WORK TO COMPLETE:
Set down each record below precisely, skipping the pictures.

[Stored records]
[Start]

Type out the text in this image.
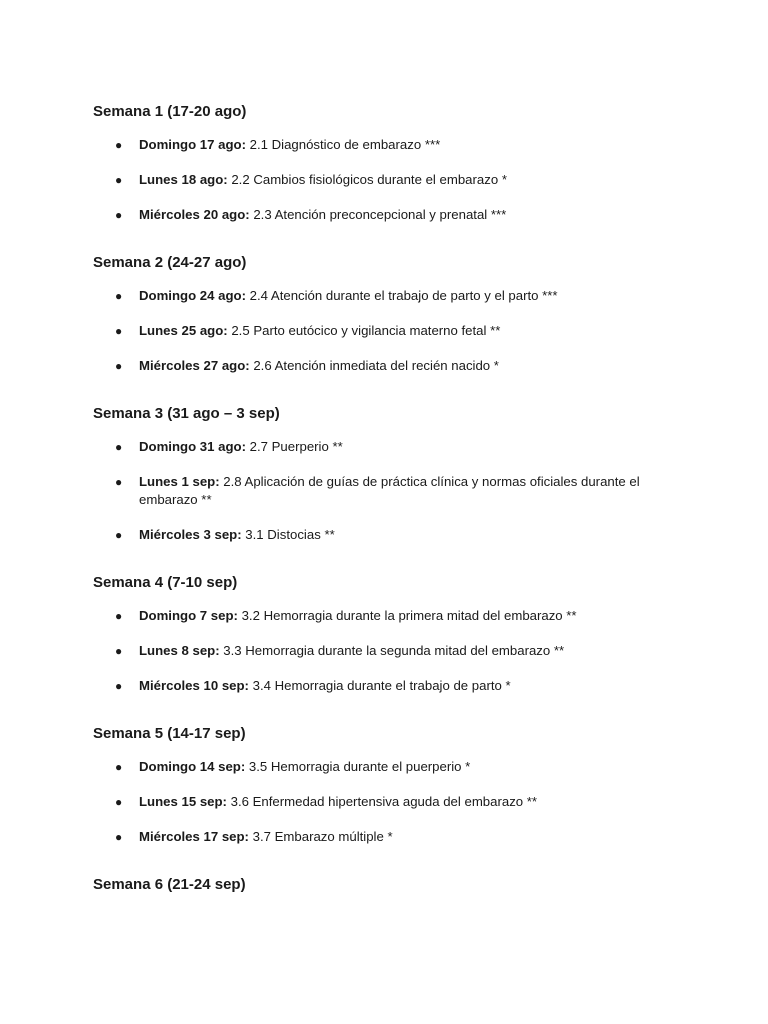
Semana 1 (17-20 ago)
● Domingo 17 ago: 2.1 Diagnóstico de embarazo ***
● Lunes 18 ago: 2.2 Cambios fisiológicos durante el embarazo *
● Miércoles 20 ago: 2.3 Atención preconcepcional y prenatal ***
Semana 2 (24-27 ago)
● Domingo 24 ago: 2.4 Atención durante el trabajo de parto y el parto ***
● Lunes 25 ago: 2.5 Parto eutócico y vigilancia materno fetal **
● Miércoles 27 ago: 2.6 Atención inmediata del recién nacido *
Semana 3 (31 ago – 3 sep)
● Domingo 31 ago: 2.7 Puerperio **
● Lunes 1 sep: 2.8 Aplicación de guías de práctica clínica y normas oficiales durante el embarazo **
● Miércoles 3 sep: 3.1 Distocias **
Semana 4 (7-10 sep)
● Domingo 7 sep: 3.2 Hemorragia durante la primera mitad del embarazo **
● Lunes 8 sep: 3.3 Hemorragia durante la segunda mitad del embarazo **
● Miércoles 10 sep: 3.4 Hemorragia durante el trabajo de parto *
Semana 5 (14-17 sep)
● Domingo 14 sep: 3.5 Hemorragia durante el puerperio *
● Lunes 15 sep: 3.6 Enfermedad hipertensiva aguda del embarazo **
● Miércoles 17 sep: 3.7 Embarazo múltiple *
Semana 6 (21-24 sep)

[End]

EXERCISE RESULT:
Type out the text in this image.
Semana 1 (17-20 ago)
● Domingo 17 ago: 2.1 Diagnóstico de embarazo ***
● Lunes 18 ago: 2.2 Cambios fisiológicos durante el embarazo *
● Miércoles 20 ago: 2.3 Atención preconcepcional y prenatal ***
Semana 2 (24-27 ago)
● Domingo 24 ago: 2.4 Atención durante el trabajo de parto y el parto ***
● Lunes 25 ago: 2.5 Parto eutócico y vigilancia materno fetal **
● Miércoles 27 ago: 2.6 Atención inmediata del recién nacido *
Semana 3 (31 ago – 3 sep)
● Domingo 31 ago: 2.7 Puerperio **
● Lunes 1 sep: 2.8 Aplicación de guías de práctica clínica y normas oficiales durante el embarazo **
● Miércoles 3 sep: 3.1 Distocias **
Semana 4 (7-10 sep)
● Domingo 7 sep: 3.2 Hemorragia durante la primera mitad del embarazo **
● Lunes 8 sep: 3.3 Hemorragia durante la segunda mitad del embarazo **
● Miércoles 10 sep: 3.4 Hemorragia durante el trabajo de parto *
Semana 5 (14-17 sep)
● Domingo 14 sep: 3.5 Hemorragia durante el puerperio *
● Lunes 15 sep: 3.6 Enfermedad hipertensiva aguda del embarazo **
● Miércoles 17 sep: 3.7 Embarazo múltiple *
Semana 6 (21-24 sep)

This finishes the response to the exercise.